参照文書:
共通テストに向けてどのような学習を行えばよいのか、河合塾講師からの学習アドバイスをご紹介します。また、共通テストの設問別分析や平均点の推移などをまとめていますので、ぜひ参考にしてください。

河合塾講師からの学習アドバイス

物理基礎学習アドバイス

2024年度共通テストは、グラフの選択問題や日常で観察する物理現象に関する実験を題材とする問題が2023年度同様出題され、毎年出題されているやや複雑な数値計算や文字計算も出題されました。また、2023年度には出題されなかった会話文形式で総合的に考察する問題が復活しました。この4年間での出題形式はさまざまなかたちをとっています。2025年度もまた、会話文形式の融合問題などが出題される可能性もあります。以上のことから、次のようなポイントを意識して、学習していくとよいでしょう。

1.実験を行う/実験の方法を学ぶ
学校などで実験する機会があれば、実験器具や実験データの取り扱いを学ぶことができます。実際に経験すれば、理解もしやすく印象にも残ります。特に、教科書に記載されている探究活動は積極的に取り組みましょう。
実際には実験できなかったという場合もあるでしょう。物理基礎では、問題の難易度は抑えてあるので、意識的に学習すれば、今回の共通テストのような実験を題材にした問題からも十分に学ぶことができます。
2.論理的思考の訓練をする
「会話文における考察の空所補充問題」などでは、考察の論理の流れをつかむことが重要です。もし受験生が詳しくない内容を扱っていても、文章を読むことによってその場で理解できるようにつくられているはずです。日々の学習においても、ただ知識をつけてそれをもとに答える単純作業だけでなく、「論理的に、順を追って考える」ことや「いま成り立つことと成り立たないことを、しっかり認識する」ことを心掛けましょう。

データセット一覧:
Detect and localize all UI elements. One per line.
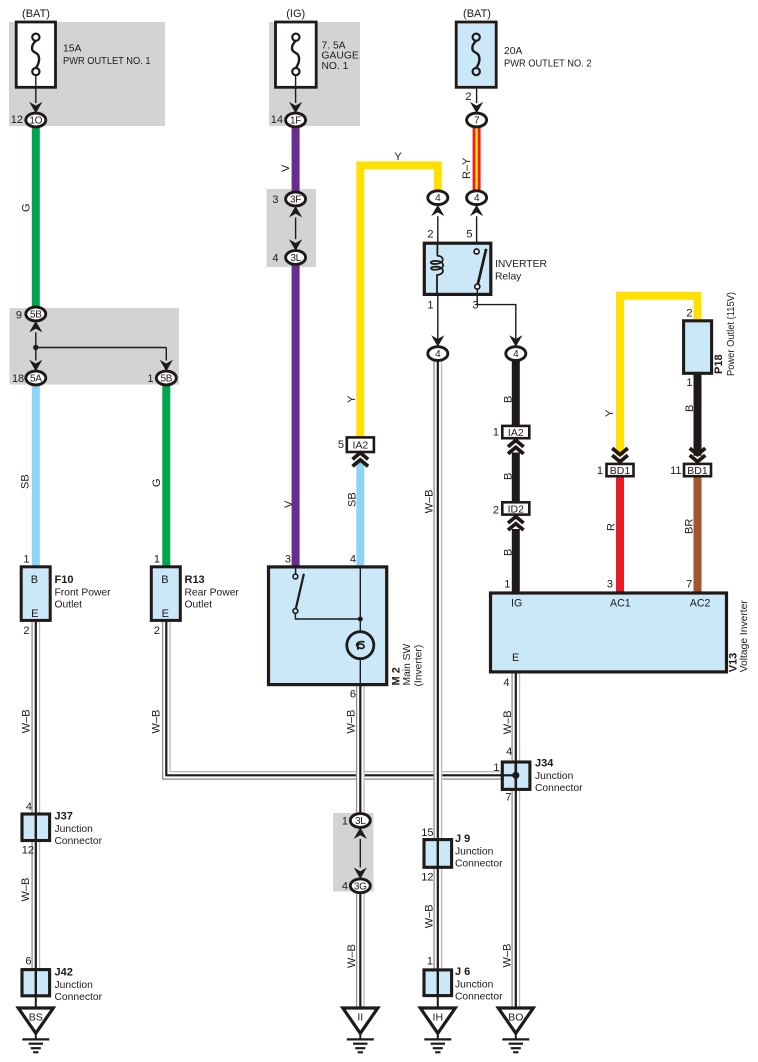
svg-text:Rear Power: Rear Power — [185, 587, 240, 598]
connector 4 relay pin2 — [428, 191, 448, 205]
ground BS — [18, 1008, 53, 1052]
junction IA2 pin1 — [502, 426, 529, 439]
svg-text:5: 5 — [338, 439, 344, 451]
svg-text:1: 1 — [504, 578, 510, 590]
svg-text:G: G — [21, 203, 33, 212]
svg-text:3: 3 — [285, 554, 291, 566]
junction connector J34 — [502, 762, 530, 789]
wire stem J6 to ground IH — [437, 996, 439, 1009]
svg-text:1F: 1F — [290, 116, 301, 127]
relay INVERTER Relay — [424, 243, 491, 294]
svg-text:IG: IG — [511, 598, 522, 610]
svg-text:IA2: IA2 — [508, 427, 524, 439]
connector 4 3L — [286, 251, 306, 265]
wire B black from IA2 to ID2 — [512, 453, 520, 503]
svg-text:Junction: Junction — [455, 979, 494, 990]
connector 7 — [467, 113, 487, 127]
svg-text:4: 4 — [350, 554, 356, 566]
svg-text:20A: 20A — [504, 46, 522, 57]
svg-text:7: 7 — [474, 116, 480, 127]
svg-text:3L: 3L — [290, 253, 301, 264]
svg-text:Outlet: Outlet — [55, 600, 83, 611]
svg-text:R13: R13 — [185, 574, 205, 586]
svg-text:Connector: Connector — [55, 992, 103, 1003]
svg-text:1: 1 — [342, 816, 348, 828]
chevron arrows above BD1 pin11 — [690, 448, 706, 462]
svg-text:IA2: IA2 — [352, 440, 368, 452]
wire B black from P18 pin1 to BD1 — [694, 373, 702, 456]
svg-text:P18: P18 — [713, 354, 725, 374]
svg-text:1: 1 — [23, 554, 29, 566]
svg-text:W–B: W–B — [424, 490, 436, 514]
wire W-B from F10 pin2 through J37 to J42 — [32, 620, 39, 995]
wire W-B from connector 5B(right) to R13 pin1 green — [162, 385, 170, 567]
svg-text:PWR OUTLET NO. 2: PWR OUTLET NO. 2 — [504, 58, 592, 69]
svg-text:W–B: W–B — [20, 709, 32, 733]
svg-text:W–B: W–B — [346, 710, 358, 734]
svg-text:Voltage Inverter: Voltage Inverter — [739, 600, 750, 673]
svg-text:11: 11 — [670, 465, 681, 477]
svg-text:Power Outlet (115V): Power Outlet (115V) — [726, 292, 737, 376]
svg-text:V13: V13 — [728, 653, 740, 673]
svg-text:W–B: W–B — [346, 944, 358, 968]
svg-text:E: E — [162, 608, 169, 620]
svg-text:(BAT): (BAT) — [22, 8, 50, 20]
svg-text:(Inverter): (Inverter) — [414, 645, 425, 687]
svg-text:W–B: W–B — [502, 710, 514, 734]
svg-text:1: 1 — [493, 762, 499, 774]
connector F10 Front Power Outlet — [21, 567, 50, 621]
junction connector J42 — [22, 970, 50, 996]
svg-text:2: 2 — [686, 307, 692, 319]
connector 14 1F — [286, 113, 306, 127]
gray background block connectors 3F/3L — [267, 189, 317, 267]
junction BD1 pin11 — [684, 464, 711, 477]
svg-text:PWR OUTLET NO. 1: PWR OUTLET NO. 1 — [63, 56, 151, 67]
svg-text:BR: BR — [684, 519, 696, 534]
svg-text:Junction: Junction — [535, 771, 574, 782]
svg-text:1: 1 — [147, 373, 153, 385]
svg-text:6: 6 — [350, 689, 356, 701]
svg-text:1: 1 — [154, 554, 160, 566]
gray background block fuse PWR OUTLET NO.1 — [9, 22, 165, 126]
svg-text:4: 4 — [435, 193, 441, 204]
svg-text:Connector: Connector — [455, 859, 503, 870]
wire W-B from V13 pin4 E to J34 pin4 — [512, 672, 519, 762]
svg-text:4: 4 — [474, 193, 480, 204]
svg-text:7: 7 — [686, 578, 692, 590]
svg-text:M 2: M 2 — [391, 667, 403, 685]
gray background block connectors 5B/5A — [10, 308, 180, 385]
svg-text:B: B — [503, 473, 515, 480]
connector R13 Rear Power Outlet — [151, 567, 180, 621]
wire SB from IA2 chevron to M2 pin4 — [356, 463, 364, 567]
connector 9 5B — [26, 307, 46, 321]
svg-text:4: 4 — [26, 801, 32, 813]
svg-text:W–B: W–B — [423, 904, 435, 928]
connector 4 below relay pin1 — [428, 347, 448, 361]
arrow into 3L — [289, 239, 302, 250]
svg-text:B: B — [503, 549, 515, 556]
gray background block fuse GAUGE NO.1 — [269, 22, 360, 126]
wire stem fuse3 pin2 to connector 7 with arrow — [476, 87, 478, 103]
connector 4 3G — [350, 879, 370, 893]
svg-text:J42: J42 — [55, 967, 73, 979]
svg-text:Main SW: Main SW — [402, 643, 413, 685]
svg-text:W–B: W–B — [20, 878, 32, 902]
wire stem fuse1 to connector 1O with arrow — [35, 75, 37, 103]
wire R red from BD1 to V13 pin3 AC1 — [616, 476, 624, 593]
svg-text:BD1: BD1 — [610, 465, 631, 477]
connector 12 1O — [26, 113, 46, 127]
arrow into 5B — [29, 321, 42, 332]
wire V violet from fuse connector 1F to connector 3F — [292, 127, 300, 192]
svg-text:14: 14 — [271, 114, 283, 126]
fuse 15A PWR OUTLET NO.1 — [16, 22, 55, 87]
svg-text:II: II — [357, 1012, 363, 1024]
svg-text:IH: IH — [433, 1012, 444, 1024]
arrow into 3L bottom — [354, 828, 367, 839]
svg-text:1: 1 — [427, 956, 433, 968]
svg-text:W–B: W–B — [151, 710, 163, 734]
svg-text:18: 18 — [12, 373, 24, 385]
svg-text:3: 3 — [472, 300, 478, 312]
svg-text:1: 1 — [493, 426, 499, 438]
wire SB from connector 5A to F10 pin1 — [32, 385, 40, 567]
wire stem J42 to ground BS — [35, 996, 37, 1009]
svg-text:6: 6 — [25, 955, 31, 967]
svg-text:R: R — [606, 523, 618, 531]
svg-text:12: 12 — [421, 871, 433, 883]
arrow into 3G — [354, 868, 367, 879]
svg-text:J37: J37 — [55, 811, 73, 823]
wire W-B from relay connector 4 through J9 to J6 — [434, 360, 441, 995]
svg-text:2: 2 — [465, 91, 471, 103]
svg-text:W–B: W–B — [502, 944, 514, 968]
inverter V13 Voltage Inverter — [491, 593, 727, 672]
junction connector J9 — [424, 840, 452, 868]
wire W-B from J34 pin7 to ground BO — [512, 789, 519, 1008]
arrow into 3F — [289, 206, 302, 217]
wire BR brown from BD1 to V13 pin7 AC2 — [694, 476, 702, 593]
svg-text:12: 12 — [11, 114, 23, 126]
wire W-B from connector 3G to ground II — [357, 893, 364, 1009]
wire relay pin3 jog to connector 4 with arrow — [477, 294, 516, 341]
svg-text:5: 5 — [466, 229, 472, 241]
svg-text:3G: 3G — [354, 881, 367, 892]
wire between 3L and 3G — [359, 839, 361, 867]
fuse 7.5A GAUGE NO.1 — [276, 22, 317, 87]
svg-text:4: 4 — [503, 677, 509, 689]
wire W-B from M2 pin6 to connector 3L — [357, 685, 364, 814]
svg-text:Connector: Connector — [455, 992, 503, 1003]
wire between 3F and 3L — [295, 218, 297, 240]
svg-text:SB: SB — [20, 474, 32, 489]
wire stem to 5B right with arrow — [165, 348, 167, 361]
svg-text:15A: 15A — [63, 44, 81, 55]
svg-text:E: E — [512, 652, 519, 664]
svg-text:Front Power: Front Power — [55, 587, 112, 598]
svg-text:R–Y: R–Y — [461, 157, 473, 179]
connector 4 relay pin5 — [467, 191, 487, 205]
svg-text:G: G — [151, 478, 163, 487]
svg-text:AC2: AC2 — [690, 598, 711, 610]
junction BD1 pin1 — [607, 464, 634, 477]
wire B black from relay connector 4 to IA2 — [512, 360, 520, 426]
svg-text:NO. 1: NO. 1 — [322, 61, 349, 72]
svg-text:B: B — [161, 574, 168, 586]
svg-text:Connector: Connector — [535, 783, 583, 794]
switch M2 Main SW Inverter — [269, 567, 387, 685]
svg-text:1: 1 — [686, 377, 692, 389]
ground IH — [420, 1008, 455, 1052]
svg-text:7: 7 — [505, 792, 511, 804]
arrow up into connector 4 and stem to relay pin2 — [431, 205, 444, 216]
svg-text:1O: 1O — [29, 116, 42, 127]
svg-text:Junction: Junction — [455, 846, 494, 857]
svg-text:AC1: AC1 — [610, 598, 631, 610]
svg-text:3: 3 — [272, 194, 278, 206]
svg-text:4: 4 — [272, 253, 278, 265]
chevron arrows below IA2 — [353, 453, 369, 467]
svg-text:4: 4 — [506, 746, 512, 758]
svg-text:5B: 5B — [160, 374, 172, 385]
junction connector J6 — [424, 970, 452, 996]
svg-text:5B: 5B — [30, 310, 42, 321]
wire Y yellow from IA2 pin5 up and right to relay connector 4 — [360, 165, 438, 437]
wire junction 5B to 5A/5B — [35, 332, 37, 347]
svg-text:(BAT): (BAT) — [463, 8, 491, 20]
svg-text:Connector: Connector — [55, 836, 103, 847]
gray background block connectors 3L/3G — [333, 813, 374, 892]
svg-text:SB: SB — [347, 492, 359, 507]
wire W-B from R13 pin2 down and right to J34 pin 1 — [163, 620, 504, 779]
chevron arrows below ID2 — [508, 517, 524, 531]
svg-text:INVERTER: INVERTER — [495, 259, 547, 270]
svg-text:V: V — [280, 164, 292, 172]
svg-text:12: 12 — [22, 845, 34, 857]
connector 3 3F — [286, 192, 306, 206]
wire stem fuse2 to connector 1F with arrow — [295, 75, 297, 103]
svg-text:BO: BO — [508, 1012, 523, 1024]
wire R-Y red/yellow from fuse connector 7 to relay connector 4 — [473, 127, 481, 191]
junction IA2 pin5 — [347, 437, 374, 452]
fuse 20A PWR OUTLET NO.2 — [456, 22, 496, 87]
svg-text:Junction: Junction — [55, 980, 94, 991]
svg-text:1: 1 — [597, 465, 603, 477]
ground II — [343, 1008, 378, 1052]
svg-text:2: 2 — [427, 229, 433, 241]
svg-text:5A: 5A — [30, 374, 42, 385]
junction connector J37 — [22, 814, 50, 841]
wire relay pin1 to connector 4 with arrow — [437, 294, 439, 341]
svg-text:2: 2 — [154, 625, 160, 637]
svg-text:J 9: J 9 — [455, 833, 470, 845]
svg-text:Y: Y — [346, 395, 358, 403]
connector 1 5B right — [156, 371, 176, 385]
svg-text:E: E — [31, 608, 38, 620]
chevron arrows above BD1 pin1 — [612, 448, 628, 462]
svg-text:F10: F10 — [55, 574, 74, 586]
wire stem to 5A with arrow — [35, 348, 37, 361]
svg-text:Y: Y — [604, 409, 616, 417]
junction ID2 pin2 — [502, 502, 529, 515]
svg-text:Relay: Relay — [495, 271, 522, 282]
svg-text:4: 4 — [513, 349, 519, 360]
chevron arrows below IA2 pin1 — [508, 440, 524, 454]
svg-text:BD1: BD1 — [687, 465, 708, 477]
svg-text:J 6: J 6 — [455, 966, 470, 978]
connector 1 3L bottom — [350, 814, 370, 828]
wire B black from ID2 to V13 pin1 IG — [512, 529, 520, 593]
svg-text:J34: J34 — [535, 758, 554, 770]
svg-text:4: 4 — [342, 881, 348, 893]
svg-text:B: B — [684, 405, 696, 412]
svg-text:BS: BS — [29, 1012, 43, 1024]
wire V violet from connector 3L to M2 pin3 — [292, 264, 300, 567]
svg-text:3: 3 — [607, 578, 613, 590]
svg-text:ID2: ID2 — [508, 503, 525, 515]
connector 18 5A — [26, 371, 46, 385]
connector P18 Power Outlet 115V — [684, 321, 712, 374]
svg-text:B: B — [503, 396, 515, 403]
ground BO — [498, 1008, 533, 1052]
svg-text:9: 9 — [16, 310, 22, 322]
svg-text:B: B — [31, 574, 38, 586]
svg-text:(IG): (IG) — [286, 8, 305, 20]
svg-text:15: 15 — [421, 827, 433, 839]
svg-text:2: 2 — [23, 625, 29, 637]
svg-text:3L: 3L — [355, 816, 366, 827]
wire Y yellow from BD1 up and right to P18 pin2 — [620, 296, 698, 456]
svg-text:4: 4 — [435, 349, 441, 360]
svg-text:Junction: Junction — [55, 824, 94, 835]
svg-text:V: V — [283, 500, 295, 508]
arrow up into connector 4 and stem to relay pin5 — [470, 205, 483, 216]
connector 4 below relay pin3 — [506, 347, 526, 361]
wire G green from fuse connector 1O to connector 5B — [32, 127, 40, 307]
svg-text:3F: 3F — [290, 195, 301, 206]
svg-text:1: 1 — [427, 300, 433, 312]
svg-text:Y: Y — [394, 151, 402, 163]
svg-text:Outlet: Outlet — [185, 600, 213, 611]
svg-text:2: 2 — [493, 504, 499, 516]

課題:
1: 物理基礎の学習アドバイスによると、2024年度共通テストで、2023年度には出題されずに復活した問題形式は何ですか。
2: 物理基礎の学習アドバイスの文章を、最後の文の後から書き継いでください。

想定解答:
1: 会話文形式で総合的に考察する問題です。

2:
3.根幹は、これまで通りの基本を大切にした学習
新傾向の問題でも、解くときに用いるのは物理基礎の法則や公式です。法則や公式が正しく理解できていなければ、すべてを正解することはできません。また、これまでもよく見られた従来型の問題も出題されています。まずは基本法則・公式をしっかり学習しましょう。教科書の探究活動にある実験は出題の可能性が高いので積極的に取り組み、そのデータをノートに記載し解析する練習が大切です。その際の数値計算では有効数字を意識した計算練習もしておきましょう。教科書を読むだけでは力になりません。問題演習を通じて、理解が深まり定着していきます。基本~標準レベルの典型問題を演習し、学んでいきましょう。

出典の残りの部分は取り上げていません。